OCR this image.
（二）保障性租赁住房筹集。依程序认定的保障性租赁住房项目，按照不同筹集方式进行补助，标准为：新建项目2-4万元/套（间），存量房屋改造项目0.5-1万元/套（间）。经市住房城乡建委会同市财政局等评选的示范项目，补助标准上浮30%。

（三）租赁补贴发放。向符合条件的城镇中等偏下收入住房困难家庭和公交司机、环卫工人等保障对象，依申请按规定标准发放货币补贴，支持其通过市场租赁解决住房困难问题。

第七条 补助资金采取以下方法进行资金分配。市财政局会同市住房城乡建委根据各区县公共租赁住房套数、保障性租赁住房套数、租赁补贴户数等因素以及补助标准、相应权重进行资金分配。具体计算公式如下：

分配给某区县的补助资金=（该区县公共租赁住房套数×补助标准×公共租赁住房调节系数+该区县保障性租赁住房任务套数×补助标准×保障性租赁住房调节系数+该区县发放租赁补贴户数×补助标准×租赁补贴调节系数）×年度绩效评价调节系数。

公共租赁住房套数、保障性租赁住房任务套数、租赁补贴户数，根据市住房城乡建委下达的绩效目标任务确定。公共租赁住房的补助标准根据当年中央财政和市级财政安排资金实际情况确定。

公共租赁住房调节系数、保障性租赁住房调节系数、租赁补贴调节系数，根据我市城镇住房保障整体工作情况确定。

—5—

* * * *

Task prompt:
Return each line where "保障性租赁住房调节系数" shows up.

Answer to this problem:
分配给某区县的补助资金=（该区县公共租赁住房套数×补助标准×公共租赁住房调节系数+该区县保障性租赁住房任务套数×补助标准×保障性租赁住房调节系数+该区县发放租赁补贴户数×补助标准×租赁补贴调节系数）×年度绩效评价调节系数。
公共租赁住房调节系数、保障性租赁住房调节系数、租赁补贴调节系数，根据我市城镇住房保障整体工作情况确定。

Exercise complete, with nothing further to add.